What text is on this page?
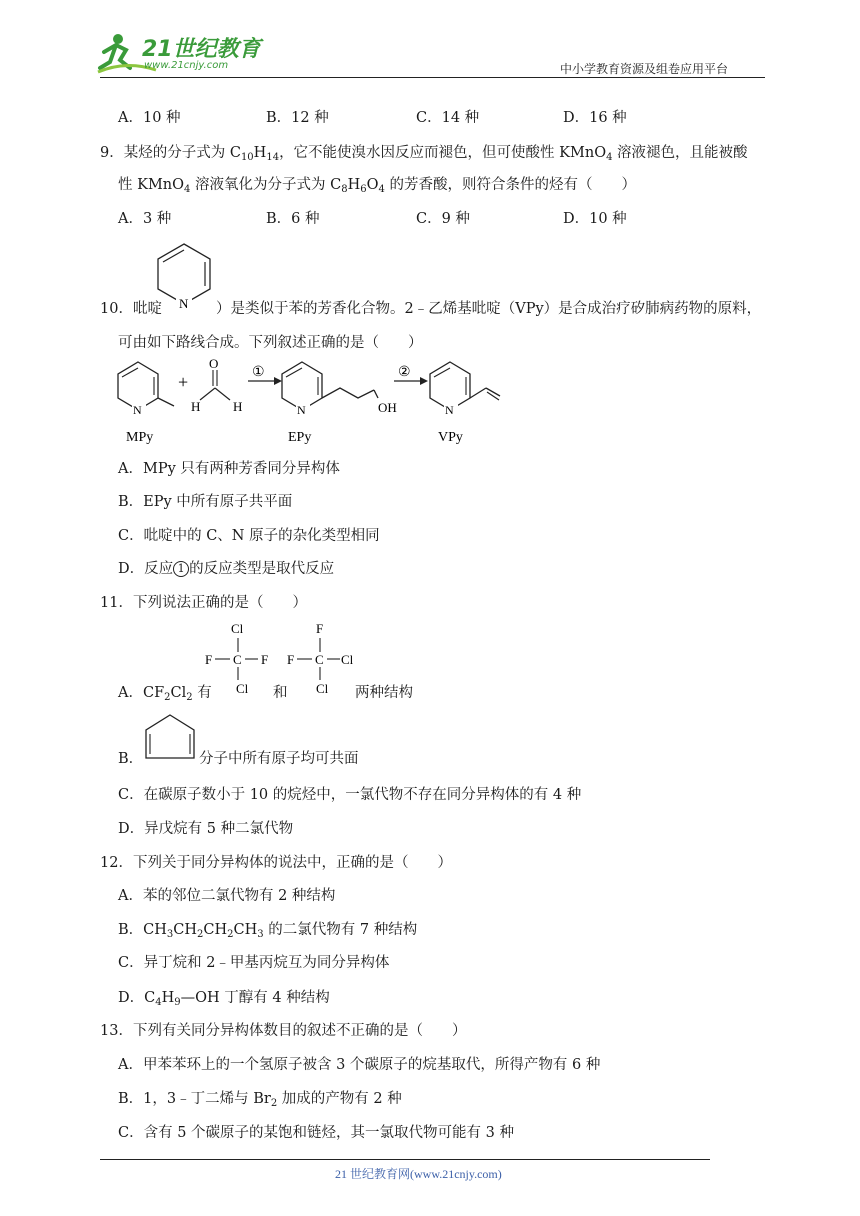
21世纪教育
www.21cnjy.com	中小学教育资源及组卷应用平台
A．10 种	B．12 种	C．14 种	D．16 种
9．某烃的分子式为 $C_{10}H_{14}$，它不能使溴水因反应而褪色，但可使酸性 KMnO$_4$ 溶液褪色，且能被酸
性 KMnO$_4$ 溶液氧化为分子式为 $C_8H_6O_4$ 的芳香酸，则符合条件的烃有（　　）
A．3 种	B．6 种	C．9 种	D．10 种
10．吡啶 N ）是类似于苯的芳香化合物。2﹣乙烯基吡啶（VPy）是合成治疗矽肺病药物的原料，
可由如下路线合成。下列叙述正确的是（　　）
N
+
H	H
O
①
N	OH
②
N
MPy	EPy	VPy
A．MPy 只有两种芳香同分异构体
B．EPy 中所有原子共平面
C．吡啶中的 C、N 原子的杂化类型相同
D．反应 1 的反应类型是取代反应
11．下列说法正确的是（　　）
A．$CF_2Cl_2$ 有
Cl
F C F
Cl
F
F C Cl
Cl
和	两种结构
B．	分子中所有原子均可共面
C．在碳原子数小于 10 的烷烃中，一氯代物不存在同分异构体的有 4 种
D．异戊烷有 5 种二氯代物
12．下列关于同分异构体的说法中，正确的是（　　）
A．苯的邻位二氯代物有 2 种结构
B．$CH_3CH_2CH_2CH_3$ 的二氯代物有 7 种结构
C．异丁烷和 2﹣甲基丙烷互为同分异构体
D．$C_4H_9—OH$ 丁醇有 4 种结构
13．下列有关同分异构体数目的叙述不正确的是（　　）
A．甲苯苯环上的一个氢原子被含 3 个碳原子的烷基取代，所得产物有 6 种
B．1，3﹣丁二烯与 $Br_2$ 加成的产物有 2 种
C．含有 5 个碳原子的某饱和链烃，其一氯取代物可能有 3 种
21 世纪教育网(www.21cnjy.com)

+++

(What to produce): What is the number of lines in the records that contain the string "KMnO"? Give only that number.

(Task solution): 2